---------- Records for processing ----------

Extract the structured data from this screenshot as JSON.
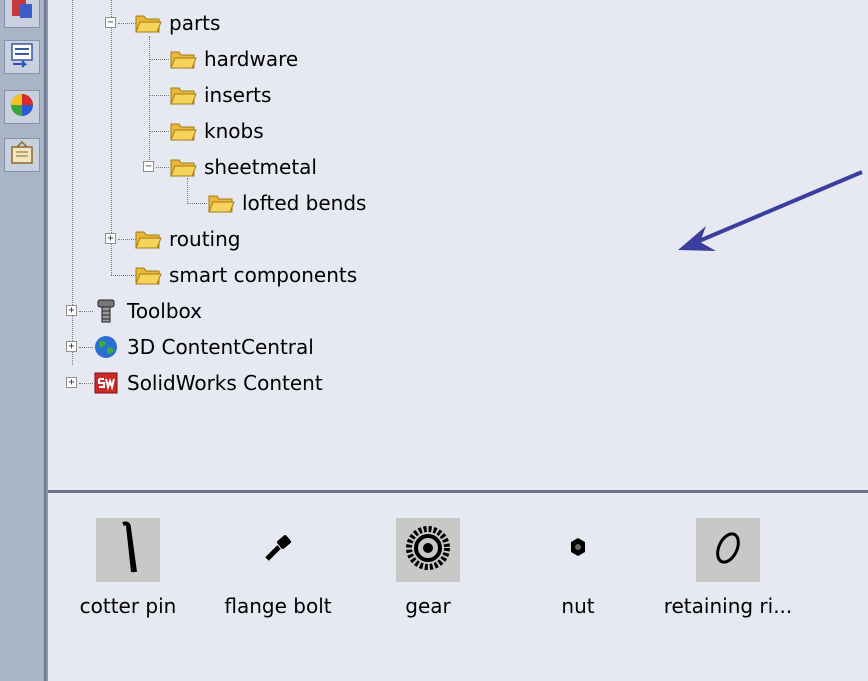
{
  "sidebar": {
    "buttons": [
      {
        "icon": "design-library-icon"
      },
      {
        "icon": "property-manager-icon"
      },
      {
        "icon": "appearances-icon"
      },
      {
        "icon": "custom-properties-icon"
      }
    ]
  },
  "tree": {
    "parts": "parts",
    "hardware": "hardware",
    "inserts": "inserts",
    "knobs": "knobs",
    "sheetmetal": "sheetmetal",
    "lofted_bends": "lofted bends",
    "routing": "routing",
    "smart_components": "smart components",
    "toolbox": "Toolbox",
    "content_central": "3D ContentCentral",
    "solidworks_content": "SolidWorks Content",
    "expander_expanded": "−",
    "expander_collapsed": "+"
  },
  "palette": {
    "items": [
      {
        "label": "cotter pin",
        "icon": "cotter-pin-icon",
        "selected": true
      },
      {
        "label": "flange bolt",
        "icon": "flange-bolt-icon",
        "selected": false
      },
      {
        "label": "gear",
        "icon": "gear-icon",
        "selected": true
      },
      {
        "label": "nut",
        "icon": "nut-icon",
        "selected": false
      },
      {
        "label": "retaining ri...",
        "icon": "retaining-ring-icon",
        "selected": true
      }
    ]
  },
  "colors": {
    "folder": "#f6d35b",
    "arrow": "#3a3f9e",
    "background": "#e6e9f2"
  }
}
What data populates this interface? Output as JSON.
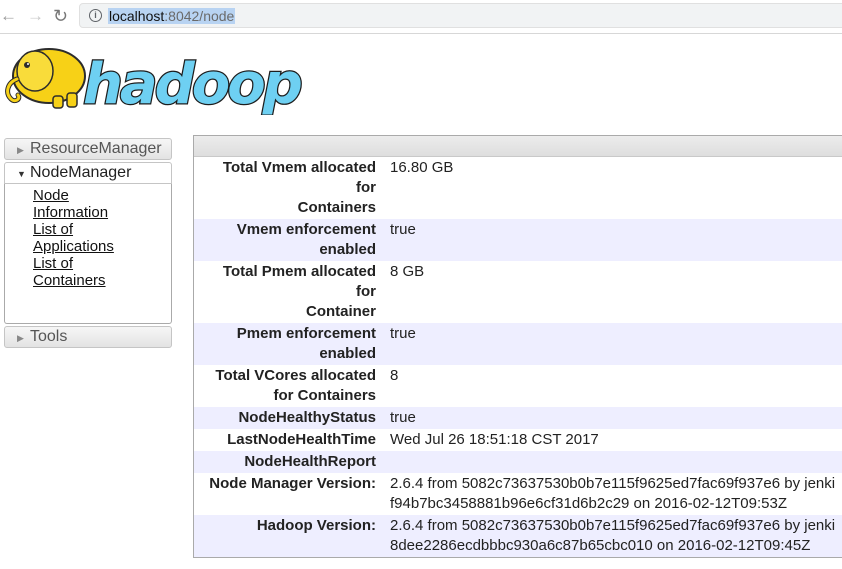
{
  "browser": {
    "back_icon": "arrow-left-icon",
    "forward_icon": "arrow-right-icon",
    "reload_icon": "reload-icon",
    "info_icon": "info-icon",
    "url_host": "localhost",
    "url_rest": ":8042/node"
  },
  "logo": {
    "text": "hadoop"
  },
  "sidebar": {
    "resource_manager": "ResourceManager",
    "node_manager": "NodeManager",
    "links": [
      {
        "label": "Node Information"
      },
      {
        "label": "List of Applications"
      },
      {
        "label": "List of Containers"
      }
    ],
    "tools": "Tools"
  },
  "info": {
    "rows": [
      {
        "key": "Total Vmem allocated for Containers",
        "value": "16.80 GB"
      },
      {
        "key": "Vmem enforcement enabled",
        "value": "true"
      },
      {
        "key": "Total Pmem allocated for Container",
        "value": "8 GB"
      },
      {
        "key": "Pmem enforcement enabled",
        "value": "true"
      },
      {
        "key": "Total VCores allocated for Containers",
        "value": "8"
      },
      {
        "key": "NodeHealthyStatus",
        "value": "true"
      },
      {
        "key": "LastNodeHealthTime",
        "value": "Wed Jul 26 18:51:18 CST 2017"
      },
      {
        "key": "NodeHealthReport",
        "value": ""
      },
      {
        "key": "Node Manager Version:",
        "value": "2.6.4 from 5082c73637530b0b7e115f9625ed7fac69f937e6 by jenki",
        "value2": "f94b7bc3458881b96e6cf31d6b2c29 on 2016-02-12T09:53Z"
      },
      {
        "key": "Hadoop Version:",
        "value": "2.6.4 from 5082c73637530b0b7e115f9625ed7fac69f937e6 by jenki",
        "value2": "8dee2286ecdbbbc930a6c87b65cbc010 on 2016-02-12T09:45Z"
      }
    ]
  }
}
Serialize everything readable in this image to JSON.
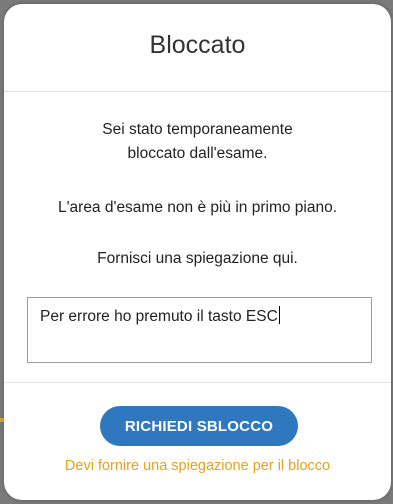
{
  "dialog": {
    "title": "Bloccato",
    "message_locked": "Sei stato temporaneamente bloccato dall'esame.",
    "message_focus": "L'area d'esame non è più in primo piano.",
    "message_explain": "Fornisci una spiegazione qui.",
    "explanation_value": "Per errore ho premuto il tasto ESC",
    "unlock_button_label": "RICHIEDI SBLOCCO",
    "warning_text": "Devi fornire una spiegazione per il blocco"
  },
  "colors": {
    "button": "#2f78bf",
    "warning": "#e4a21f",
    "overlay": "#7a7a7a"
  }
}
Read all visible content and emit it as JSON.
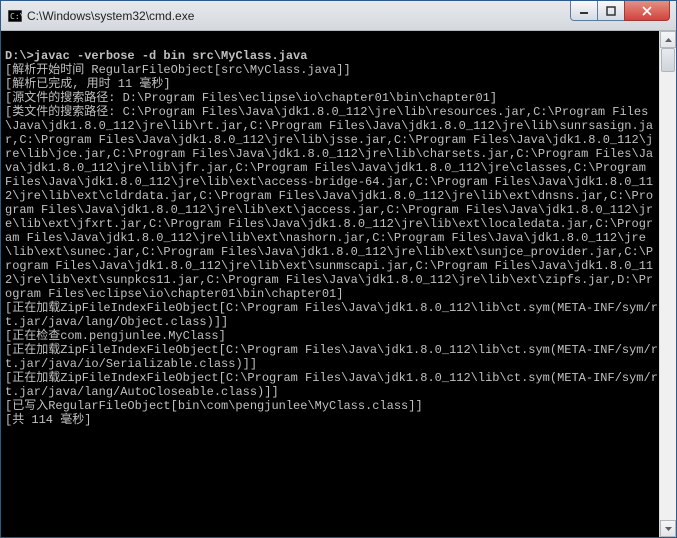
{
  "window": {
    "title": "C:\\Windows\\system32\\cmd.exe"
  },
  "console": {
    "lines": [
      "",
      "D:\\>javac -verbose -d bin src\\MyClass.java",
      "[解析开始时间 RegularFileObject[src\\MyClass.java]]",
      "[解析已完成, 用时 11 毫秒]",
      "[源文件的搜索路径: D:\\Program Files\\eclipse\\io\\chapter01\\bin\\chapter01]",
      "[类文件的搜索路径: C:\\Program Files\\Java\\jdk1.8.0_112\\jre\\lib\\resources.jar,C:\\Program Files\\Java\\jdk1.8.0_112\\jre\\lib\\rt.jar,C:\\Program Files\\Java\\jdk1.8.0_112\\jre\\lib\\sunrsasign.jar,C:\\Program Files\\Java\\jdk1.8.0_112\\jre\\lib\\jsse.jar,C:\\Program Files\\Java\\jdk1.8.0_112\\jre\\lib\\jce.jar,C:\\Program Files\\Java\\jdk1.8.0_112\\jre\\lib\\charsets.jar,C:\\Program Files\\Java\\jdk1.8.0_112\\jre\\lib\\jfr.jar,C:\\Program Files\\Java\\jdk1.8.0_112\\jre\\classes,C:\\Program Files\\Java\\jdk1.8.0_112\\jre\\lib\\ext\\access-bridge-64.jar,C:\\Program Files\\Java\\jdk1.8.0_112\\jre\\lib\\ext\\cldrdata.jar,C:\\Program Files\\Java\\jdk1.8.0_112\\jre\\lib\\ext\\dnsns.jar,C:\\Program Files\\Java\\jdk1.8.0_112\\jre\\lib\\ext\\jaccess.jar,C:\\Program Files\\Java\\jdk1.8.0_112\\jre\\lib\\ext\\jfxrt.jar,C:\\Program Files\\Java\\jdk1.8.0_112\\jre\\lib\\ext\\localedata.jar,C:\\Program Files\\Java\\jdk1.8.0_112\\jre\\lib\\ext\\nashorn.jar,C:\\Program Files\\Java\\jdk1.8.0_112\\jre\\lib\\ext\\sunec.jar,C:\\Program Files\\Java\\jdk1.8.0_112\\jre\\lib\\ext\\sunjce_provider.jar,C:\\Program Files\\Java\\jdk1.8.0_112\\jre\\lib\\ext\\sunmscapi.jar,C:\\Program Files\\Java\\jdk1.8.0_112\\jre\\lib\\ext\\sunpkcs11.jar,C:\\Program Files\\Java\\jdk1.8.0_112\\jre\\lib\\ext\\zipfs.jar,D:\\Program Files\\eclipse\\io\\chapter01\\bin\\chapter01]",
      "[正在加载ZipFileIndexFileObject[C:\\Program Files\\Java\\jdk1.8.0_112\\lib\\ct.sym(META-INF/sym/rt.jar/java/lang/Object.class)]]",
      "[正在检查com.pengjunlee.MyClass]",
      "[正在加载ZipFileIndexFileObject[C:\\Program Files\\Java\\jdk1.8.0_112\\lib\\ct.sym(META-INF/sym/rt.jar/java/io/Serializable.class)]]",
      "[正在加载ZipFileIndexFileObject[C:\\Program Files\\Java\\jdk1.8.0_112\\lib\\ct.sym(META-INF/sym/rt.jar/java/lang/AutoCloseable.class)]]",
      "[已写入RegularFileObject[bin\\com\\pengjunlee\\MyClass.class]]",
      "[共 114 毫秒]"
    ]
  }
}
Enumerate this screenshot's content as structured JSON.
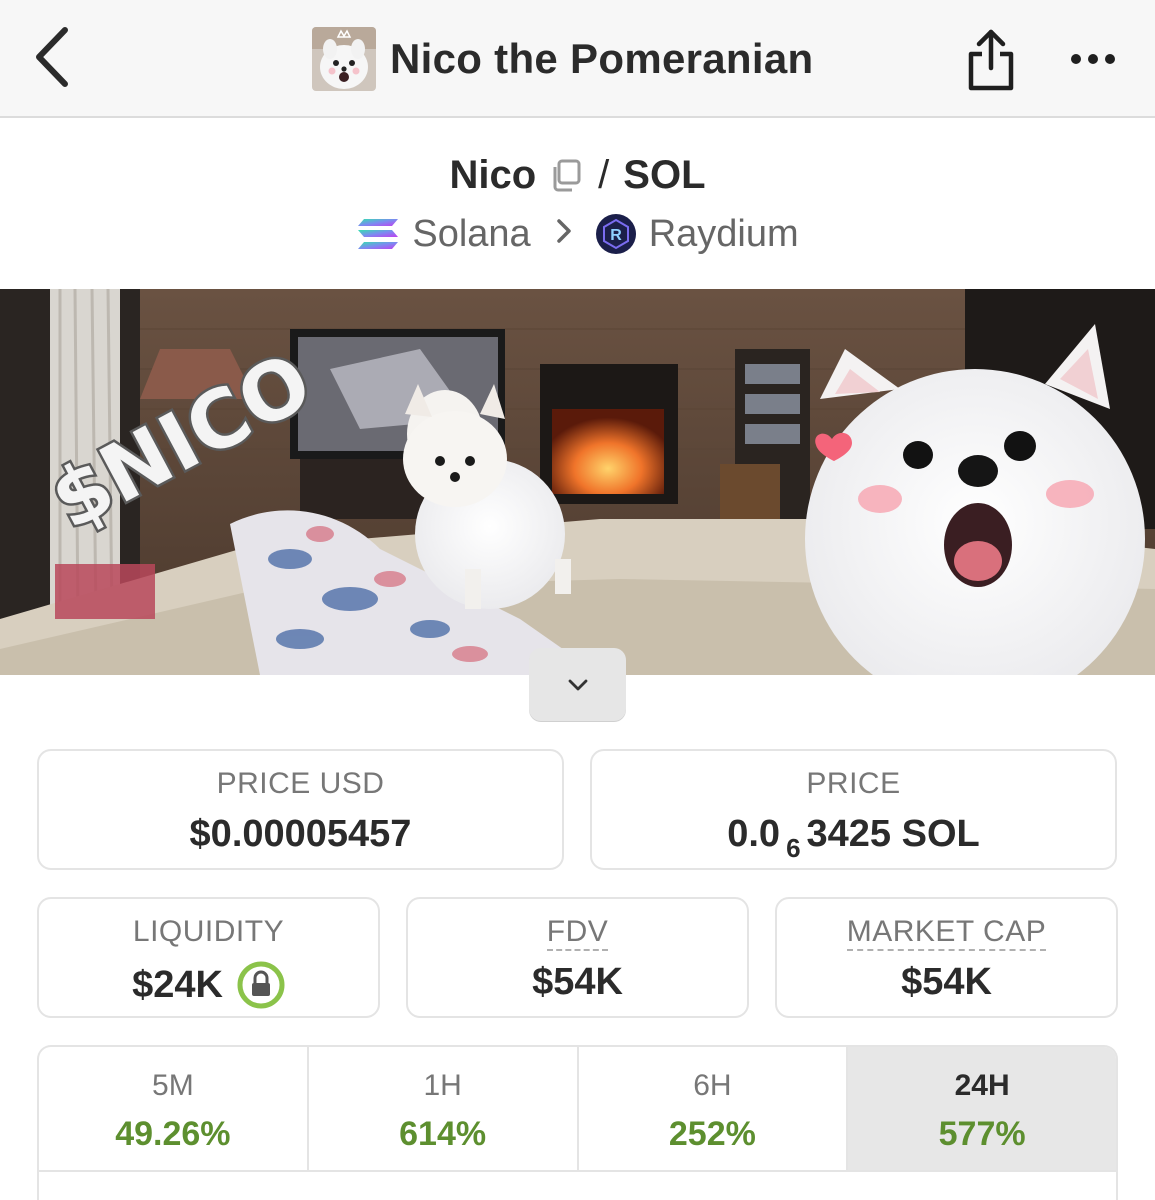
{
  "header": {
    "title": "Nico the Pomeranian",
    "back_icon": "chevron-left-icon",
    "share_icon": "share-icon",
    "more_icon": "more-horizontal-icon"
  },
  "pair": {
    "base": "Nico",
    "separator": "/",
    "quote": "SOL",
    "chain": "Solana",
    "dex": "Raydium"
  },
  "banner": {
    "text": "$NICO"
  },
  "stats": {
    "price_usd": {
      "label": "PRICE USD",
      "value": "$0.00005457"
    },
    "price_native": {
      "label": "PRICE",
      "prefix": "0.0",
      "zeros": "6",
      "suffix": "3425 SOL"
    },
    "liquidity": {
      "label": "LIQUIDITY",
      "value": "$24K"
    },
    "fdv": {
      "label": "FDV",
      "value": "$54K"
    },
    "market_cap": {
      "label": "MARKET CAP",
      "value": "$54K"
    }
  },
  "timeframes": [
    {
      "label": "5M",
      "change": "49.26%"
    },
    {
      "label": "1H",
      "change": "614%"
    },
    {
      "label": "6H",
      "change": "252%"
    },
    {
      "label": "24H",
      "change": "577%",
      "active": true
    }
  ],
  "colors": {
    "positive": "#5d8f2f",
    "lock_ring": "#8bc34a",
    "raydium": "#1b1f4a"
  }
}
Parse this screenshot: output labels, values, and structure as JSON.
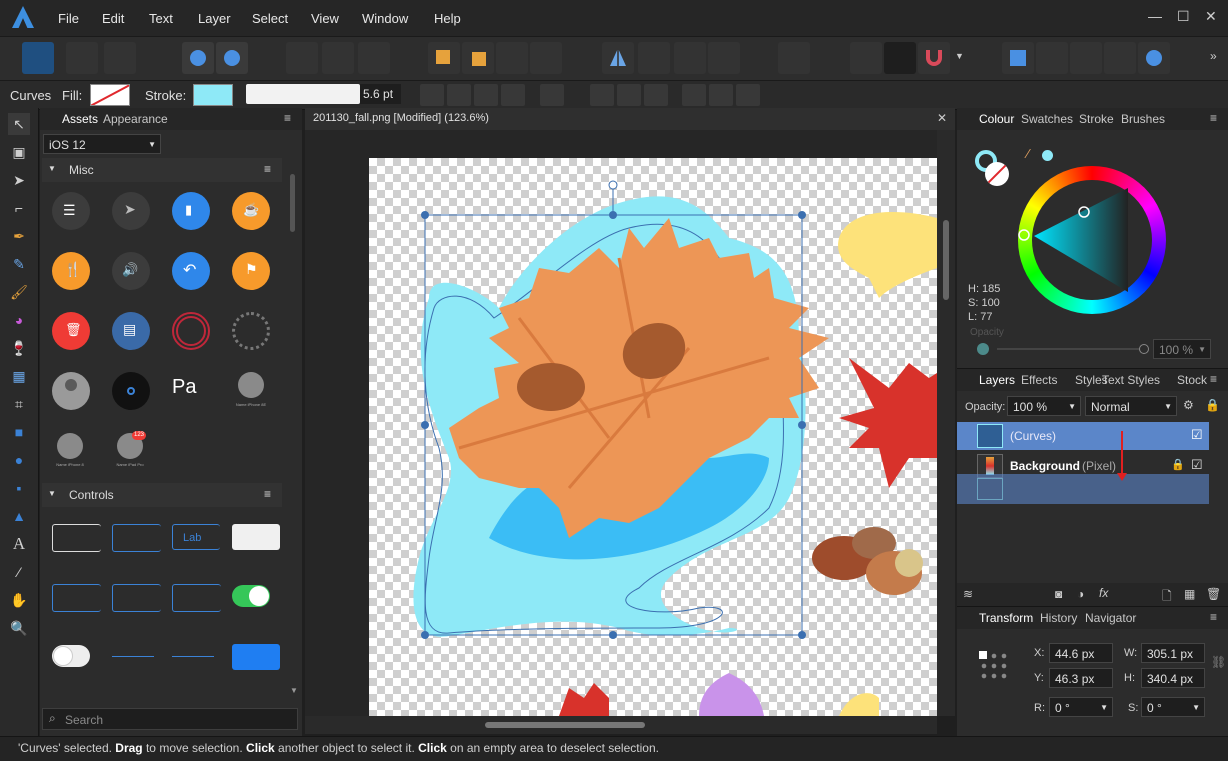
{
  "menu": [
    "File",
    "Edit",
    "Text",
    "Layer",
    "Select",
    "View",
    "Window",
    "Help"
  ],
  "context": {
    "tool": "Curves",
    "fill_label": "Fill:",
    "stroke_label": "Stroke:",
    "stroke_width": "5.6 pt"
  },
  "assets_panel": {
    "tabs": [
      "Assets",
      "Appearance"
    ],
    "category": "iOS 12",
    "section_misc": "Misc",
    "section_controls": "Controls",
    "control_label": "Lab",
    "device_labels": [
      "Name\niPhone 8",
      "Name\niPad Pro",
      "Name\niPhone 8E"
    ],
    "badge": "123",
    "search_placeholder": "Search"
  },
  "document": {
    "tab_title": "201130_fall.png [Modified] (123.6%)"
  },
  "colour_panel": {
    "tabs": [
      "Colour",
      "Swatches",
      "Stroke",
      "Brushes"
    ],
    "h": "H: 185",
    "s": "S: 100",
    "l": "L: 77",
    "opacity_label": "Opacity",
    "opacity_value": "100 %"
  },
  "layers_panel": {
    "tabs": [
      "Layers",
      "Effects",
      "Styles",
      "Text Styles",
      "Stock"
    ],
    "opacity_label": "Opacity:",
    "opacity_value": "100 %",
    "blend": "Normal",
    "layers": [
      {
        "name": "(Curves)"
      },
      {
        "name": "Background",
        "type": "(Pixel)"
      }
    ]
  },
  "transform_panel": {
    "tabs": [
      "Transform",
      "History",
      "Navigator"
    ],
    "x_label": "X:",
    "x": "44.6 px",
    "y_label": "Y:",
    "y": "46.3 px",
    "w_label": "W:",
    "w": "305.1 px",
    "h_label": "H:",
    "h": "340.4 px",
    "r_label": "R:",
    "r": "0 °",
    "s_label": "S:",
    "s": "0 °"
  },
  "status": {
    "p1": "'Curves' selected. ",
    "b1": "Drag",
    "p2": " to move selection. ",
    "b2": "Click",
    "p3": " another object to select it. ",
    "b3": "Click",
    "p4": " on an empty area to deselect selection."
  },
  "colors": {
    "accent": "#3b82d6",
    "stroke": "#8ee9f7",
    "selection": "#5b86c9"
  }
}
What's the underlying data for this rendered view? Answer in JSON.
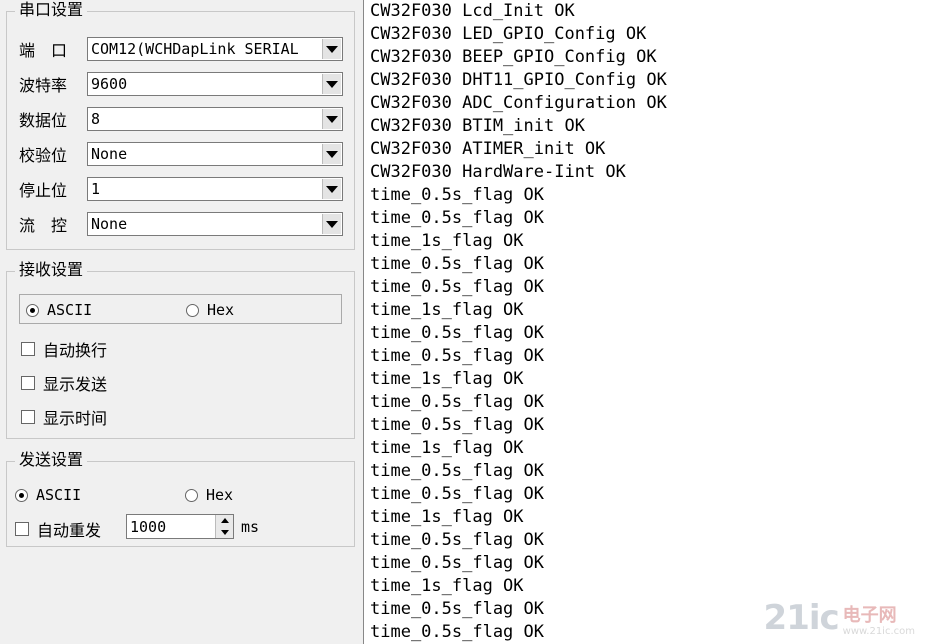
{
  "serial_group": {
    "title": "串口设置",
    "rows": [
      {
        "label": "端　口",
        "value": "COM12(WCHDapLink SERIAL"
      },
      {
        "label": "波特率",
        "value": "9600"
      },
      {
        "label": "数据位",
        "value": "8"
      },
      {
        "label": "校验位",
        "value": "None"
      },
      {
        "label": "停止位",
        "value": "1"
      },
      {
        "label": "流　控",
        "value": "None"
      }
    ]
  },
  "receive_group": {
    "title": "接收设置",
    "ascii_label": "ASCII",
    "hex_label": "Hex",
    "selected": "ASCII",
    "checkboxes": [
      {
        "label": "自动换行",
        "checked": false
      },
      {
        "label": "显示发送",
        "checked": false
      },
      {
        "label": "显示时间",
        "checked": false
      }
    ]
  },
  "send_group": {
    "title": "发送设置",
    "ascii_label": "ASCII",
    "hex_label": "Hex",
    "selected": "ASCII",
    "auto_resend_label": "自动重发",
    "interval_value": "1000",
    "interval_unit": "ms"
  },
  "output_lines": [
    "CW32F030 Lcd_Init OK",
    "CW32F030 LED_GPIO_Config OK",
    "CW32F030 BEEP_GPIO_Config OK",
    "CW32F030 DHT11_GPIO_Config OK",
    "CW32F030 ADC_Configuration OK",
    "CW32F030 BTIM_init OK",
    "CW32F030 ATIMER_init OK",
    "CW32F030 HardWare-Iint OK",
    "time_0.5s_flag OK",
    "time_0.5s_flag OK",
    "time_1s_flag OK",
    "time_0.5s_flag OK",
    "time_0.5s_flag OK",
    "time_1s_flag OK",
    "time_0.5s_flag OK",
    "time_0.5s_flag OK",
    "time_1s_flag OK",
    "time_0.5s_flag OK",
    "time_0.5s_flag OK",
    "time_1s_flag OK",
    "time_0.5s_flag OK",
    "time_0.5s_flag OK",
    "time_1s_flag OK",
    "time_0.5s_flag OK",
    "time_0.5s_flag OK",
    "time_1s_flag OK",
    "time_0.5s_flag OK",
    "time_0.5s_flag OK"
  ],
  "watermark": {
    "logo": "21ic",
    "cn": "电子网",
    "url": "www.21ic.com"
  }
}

----------

What is the number of lines that hold the string "Curves"? Reply with that number alone.

### Exercise solution
3